:: Supplied records ::
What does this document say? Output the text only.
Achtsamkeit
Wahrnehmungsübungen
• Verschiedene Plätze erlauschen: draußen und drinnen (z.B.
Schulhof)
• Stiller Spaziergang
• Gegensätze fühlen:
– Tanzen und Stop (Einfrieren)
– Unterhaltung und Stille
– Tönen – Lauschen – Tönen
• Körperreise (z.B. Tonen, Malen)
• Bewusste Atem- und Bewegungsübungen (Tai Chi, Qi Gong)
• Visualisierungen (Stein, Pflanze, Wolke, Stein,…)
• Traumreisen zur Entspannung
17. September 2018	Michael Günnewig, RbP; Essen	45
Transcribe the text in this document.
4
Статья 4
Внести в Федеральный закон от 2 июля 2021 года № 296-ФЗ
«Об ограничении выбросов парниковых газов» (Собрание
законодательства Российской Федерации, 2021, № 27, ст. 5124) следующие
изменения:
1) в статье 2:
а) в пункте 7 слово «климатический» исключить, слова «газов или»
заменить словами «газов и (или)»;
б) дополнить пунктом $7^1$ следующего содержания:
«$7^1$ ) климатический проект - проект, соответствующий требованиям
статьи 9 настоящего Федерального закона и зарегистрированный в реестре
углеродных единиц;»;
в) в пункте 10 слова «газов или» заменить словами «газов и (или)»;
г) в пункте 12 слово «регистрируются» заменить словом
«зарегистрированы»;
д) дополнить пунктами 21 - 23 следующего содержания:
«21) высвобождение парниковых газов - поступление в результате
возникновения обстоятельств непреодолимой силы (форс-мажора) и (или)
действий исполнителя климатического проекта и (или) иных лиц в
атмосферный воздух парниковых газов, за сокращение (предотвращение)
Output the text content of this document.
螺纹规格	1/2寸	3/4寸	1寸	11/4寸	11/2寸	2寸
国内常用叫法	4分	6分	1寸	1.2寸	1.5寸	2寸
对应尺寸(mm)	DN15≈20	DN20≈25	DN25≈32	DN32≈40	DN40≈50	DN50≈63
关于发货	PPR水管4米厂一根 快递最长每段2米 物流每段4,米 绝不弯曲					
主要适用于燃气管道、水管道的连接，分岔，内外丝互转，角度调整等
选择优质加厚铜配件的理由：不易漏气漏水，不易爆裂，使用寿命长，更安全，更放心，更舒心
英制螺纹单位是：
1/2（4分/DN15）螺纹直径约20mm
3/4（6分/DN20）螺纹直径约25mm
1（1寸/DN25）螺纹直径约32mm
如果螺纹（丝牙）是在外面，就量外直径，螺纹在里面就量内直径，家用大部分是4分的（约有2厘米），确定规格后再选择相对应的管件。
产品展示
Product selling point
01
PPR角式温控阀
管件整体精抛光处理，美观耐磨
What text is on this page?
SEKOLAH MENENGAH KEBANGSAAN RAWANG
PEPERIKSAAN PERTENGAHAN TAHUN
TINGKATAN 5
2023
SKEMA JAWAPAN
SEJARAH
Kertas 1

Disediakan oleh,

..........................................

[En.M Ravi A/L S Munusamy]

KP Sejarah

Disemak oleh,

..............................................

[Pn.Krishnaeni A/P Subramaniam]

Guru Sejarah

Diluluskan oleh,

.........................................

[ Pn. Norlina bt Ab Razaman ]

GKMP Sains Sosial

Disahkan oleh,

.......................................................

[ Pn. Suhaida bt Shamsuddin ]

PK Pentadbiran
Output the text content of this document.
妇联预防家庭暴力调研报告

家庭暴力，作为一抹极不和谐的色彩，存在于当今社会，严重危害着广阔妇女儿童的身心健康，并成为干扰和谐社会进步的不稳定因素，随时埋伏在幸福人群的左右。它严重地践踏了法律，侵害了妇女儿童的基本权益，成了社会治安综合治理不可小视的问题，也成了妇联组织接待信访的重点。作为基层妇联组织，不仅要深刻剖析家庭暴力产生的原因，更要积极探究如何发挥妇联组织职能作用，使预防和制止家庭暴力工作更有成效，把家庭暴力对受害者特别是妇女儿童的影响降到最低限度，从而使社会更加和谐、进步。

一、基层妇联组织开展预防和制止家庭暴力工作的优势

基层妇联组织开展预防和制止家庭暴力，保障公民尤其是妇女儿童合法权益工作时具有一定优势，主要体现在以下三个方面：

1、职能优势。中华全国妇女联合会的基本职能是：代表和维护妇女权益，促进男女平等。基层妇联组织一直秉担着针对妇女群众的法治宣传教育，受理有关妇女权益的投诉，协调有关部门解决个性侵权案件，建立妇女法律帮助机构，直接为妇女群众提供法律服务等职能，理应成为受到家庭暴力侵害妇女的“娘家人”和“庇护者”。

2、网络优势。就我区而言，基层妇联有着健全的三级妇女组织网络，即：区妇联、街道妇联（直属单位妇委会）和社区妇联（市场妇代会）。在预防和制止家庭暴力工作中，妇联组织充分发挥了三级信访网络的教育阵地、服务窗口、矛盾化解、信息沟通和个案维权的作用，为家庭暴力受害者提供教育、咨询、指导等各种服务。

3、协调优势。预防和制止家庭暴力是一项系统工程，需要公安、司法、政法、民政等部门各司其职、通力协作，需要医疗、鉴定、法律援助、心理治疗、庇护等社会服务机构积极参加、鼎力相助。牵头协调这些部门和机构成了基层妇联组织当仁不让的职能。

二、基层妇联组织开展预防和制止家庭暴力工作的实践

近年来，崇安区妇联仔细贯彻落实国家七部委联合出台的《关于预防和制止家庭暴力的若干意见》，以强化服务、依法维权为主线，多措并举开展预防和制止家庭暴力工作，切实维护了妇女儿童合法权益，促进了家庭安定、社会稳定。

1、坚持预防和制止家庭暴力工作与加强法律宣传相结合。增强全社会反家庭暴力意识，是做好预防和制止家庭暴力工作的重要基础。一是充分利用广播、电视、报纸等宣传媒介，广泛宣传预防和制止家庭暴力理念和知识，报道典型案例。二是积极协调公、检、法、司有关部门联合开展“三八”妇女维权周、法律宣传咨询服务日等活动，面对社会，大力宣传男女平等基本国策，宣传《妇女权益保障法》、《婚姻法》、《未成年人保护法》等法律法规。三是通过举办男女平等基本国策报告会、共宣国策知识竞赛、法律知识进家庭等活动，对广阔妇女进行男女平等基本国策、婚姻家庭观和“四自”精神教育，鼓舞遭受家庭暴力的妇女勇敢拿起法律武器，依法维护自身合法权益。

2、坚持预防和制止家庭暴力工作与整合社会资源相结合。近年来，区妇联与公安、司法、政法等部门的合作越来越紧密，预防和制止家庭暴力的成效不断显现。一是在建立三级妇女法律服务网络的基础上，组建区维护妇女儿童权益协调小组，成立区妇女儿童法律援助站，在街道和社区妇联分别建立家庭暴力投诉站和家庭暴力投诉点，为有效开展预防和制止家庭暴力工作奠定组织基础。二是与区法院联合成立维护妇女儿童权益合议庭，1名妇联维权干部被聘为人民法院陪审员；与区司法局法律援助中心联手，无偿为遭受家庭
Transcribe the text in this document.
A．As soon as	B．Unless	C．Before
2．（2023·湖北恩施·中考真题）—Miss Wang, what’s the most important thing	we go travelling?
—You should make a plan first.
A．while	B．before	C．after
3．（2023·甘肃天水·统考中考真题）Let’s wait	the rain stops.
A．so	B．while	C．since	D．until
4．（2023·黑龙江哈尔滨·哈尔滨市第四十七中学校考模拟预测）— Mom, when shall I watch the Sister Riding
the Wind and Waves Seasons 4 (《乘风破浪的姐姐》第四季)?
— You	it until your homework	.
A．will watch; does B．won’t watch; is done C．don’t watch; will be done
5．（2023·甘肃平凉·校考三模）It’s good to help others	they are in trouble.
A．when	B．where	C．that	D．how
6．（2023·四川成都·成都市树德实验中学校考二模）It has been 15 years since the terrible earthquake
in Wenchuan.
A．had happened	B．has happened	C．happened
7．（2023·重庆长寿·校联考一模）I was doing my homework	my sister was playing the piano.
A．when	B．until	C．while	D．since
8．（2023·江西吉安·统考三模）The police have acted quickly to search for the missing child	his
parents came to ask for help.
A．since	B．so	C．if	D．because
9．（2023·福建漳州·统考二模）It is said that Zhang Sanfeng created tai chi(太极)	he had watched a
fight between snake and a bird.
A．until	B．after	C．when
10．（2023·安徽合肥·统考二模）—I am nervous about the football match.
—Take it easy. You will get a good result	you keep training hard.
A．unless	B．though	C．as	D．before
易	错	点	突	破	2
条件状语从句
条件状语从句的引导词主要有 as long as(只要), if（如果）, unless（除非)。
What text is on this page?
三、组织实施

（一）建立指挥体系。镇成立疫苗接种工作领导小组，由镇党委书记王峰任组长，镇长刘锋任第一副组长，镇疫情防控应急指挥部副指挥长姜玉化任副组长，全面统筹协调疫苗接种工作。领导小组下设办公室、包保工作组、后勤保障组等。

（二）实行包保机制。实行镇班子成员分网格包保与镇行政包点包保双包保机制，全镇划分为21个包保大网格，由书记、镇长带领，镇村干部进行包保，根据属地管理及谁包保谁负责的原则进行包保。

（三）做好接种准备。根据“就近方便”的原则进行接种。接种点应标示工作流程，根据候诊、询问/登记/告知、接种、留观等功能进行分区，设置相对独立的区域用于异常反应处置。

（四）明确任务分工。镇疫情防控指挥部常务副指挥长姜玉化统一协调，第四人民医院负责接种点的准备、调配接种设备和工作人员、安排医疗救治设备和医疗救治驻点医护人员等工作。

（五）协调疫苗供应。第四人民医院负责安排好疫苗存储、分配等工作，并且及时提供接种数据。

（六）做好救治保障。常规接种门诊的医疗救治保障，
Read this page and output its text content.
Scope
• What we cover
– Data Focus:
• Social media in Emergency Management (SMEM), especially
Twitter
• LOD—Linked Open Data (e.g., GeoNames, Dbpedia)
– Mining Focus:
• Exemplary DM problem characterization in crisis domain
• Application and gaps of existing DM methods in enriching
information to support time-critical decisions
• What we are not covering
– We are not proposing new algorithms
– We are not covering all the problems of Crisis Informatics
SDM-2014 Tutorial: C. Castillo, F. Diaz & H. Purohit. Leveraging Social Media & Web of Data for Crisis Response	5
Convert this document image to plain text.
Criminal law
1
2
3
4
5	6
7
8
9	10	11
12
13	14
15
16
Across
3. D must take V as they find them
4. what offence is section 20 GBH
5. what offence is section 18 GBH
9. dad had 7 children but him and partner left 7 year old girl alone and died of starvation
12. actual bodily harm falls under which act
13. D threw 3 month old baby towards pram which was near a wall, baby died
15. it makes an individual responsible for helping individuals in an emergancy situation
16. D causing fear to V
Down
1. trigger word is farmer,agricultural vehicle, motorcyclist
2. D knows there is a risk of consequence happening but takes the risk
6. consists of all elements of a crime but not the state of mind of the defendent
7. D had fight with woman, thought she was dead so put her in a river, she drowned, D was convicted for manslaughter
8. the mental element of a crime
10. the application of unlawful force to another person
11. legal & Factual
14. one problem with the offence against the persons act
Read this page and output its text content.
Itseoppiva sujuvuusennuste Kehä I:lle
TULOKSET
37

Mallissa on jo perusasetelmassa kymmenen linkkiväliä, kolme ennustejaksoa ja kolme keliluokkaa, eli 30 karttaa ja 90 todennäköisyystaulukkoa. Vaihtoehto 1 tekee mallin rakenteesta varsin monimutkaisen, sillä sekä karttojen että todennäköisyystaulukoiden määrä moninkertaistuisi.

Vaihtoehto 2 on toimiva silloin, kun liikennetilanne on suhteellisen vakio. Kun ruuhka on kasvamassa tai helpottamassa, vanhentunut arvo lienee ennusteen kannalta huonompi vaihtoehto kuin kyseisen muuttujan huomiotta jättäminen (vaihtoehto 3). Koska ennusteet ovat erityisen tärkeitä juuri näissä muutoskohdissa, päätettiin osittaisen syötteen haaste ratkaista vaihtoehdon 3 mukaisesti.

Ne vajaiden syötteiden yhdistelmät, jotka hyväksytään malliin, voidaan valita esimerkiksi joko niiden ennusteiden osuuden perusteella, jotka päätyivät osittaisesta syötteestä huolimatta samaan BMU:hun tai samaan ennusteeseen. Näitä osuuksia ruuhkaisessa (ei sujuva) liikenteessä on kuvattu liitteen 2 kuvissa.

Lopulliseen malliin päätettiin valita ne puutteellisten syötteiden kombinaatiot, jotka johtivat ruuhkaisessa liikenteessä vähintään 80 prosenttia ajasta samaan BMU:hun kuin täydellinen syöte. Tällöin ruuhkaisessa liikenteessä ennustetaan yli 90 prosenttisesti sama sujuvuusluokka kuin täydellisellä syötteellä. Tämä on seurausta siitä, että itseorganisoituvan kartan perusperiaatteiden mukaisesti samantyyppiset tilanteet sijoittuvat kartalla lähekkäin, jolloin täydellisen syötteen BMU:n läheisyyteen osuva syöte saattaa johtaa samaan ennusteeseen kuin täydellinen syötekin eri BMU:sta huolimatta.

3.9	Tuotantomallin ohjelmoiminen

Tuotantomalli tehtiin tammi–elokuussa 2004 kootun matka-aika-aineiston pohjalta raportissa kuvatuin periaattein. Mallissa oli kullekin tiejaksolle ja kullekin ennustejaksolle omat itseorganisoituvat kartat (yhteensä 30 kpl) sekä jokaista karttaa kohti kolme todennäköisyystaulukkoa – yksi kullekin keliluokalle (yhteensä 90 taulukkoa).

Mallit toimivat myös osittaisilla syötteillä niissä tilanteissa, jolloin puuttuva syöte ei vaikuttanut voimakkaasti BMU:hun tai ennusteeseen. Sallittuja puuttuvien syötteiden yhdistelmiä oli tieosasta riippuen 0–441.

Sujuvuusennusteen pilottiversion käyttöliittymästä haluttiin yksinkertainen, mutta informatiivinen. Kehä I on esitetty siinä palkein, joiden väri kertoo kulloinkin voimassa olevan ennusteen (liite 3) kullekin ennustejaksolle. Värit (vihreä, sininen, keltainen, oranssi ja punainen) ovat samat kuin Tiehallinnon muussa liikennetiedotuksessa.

:: Required task ::
Using the entries above, find all lines with "huolimatta". Copy them.

:: Written response ::
Ne vajaiden syötteiden yhdistelmät, jotka hyväksytään malliin, voidaan valita esimerkiksi joko niiden ennusteiden osuuden perusteella, jotka päätyivät osittaisesta syötteestä huolimatta samaan BMU:hun tai samaan ennusteeseen. Näitä osuuksia ruuhkaisessa (ei sujuva) liikenteessä on kuvattu liitteen 2 kuvissa.
Lopulliseen malliin päätettiin valita ne puutteellisten syötteiden kombinaatiot, jotka johtivat ruuhkaisessa liikenteessä vähintään 80 prosenttia ajasta samaan BMU:hun kuin täydellinen syöte. Tällöin ruuhkaisessa liikenteessä ennustetaan yli 90 prosenttisesti sama sujuvuusluokka kuin täydellisellä syötteellä. Tämä on seurausta siitä, että itseorganisoituvan kartan perusperiaatteiden mukaisesti samantyyppiset tilanteet sijoittuvat kartalla lähekkäin, jolloin täydellisen syötteen BMU:n läheisyyteen osuva syöte saattaa johtaa samaan ennusteeseen kuin täydellinen syötekin eri BMU:sta huolimatta.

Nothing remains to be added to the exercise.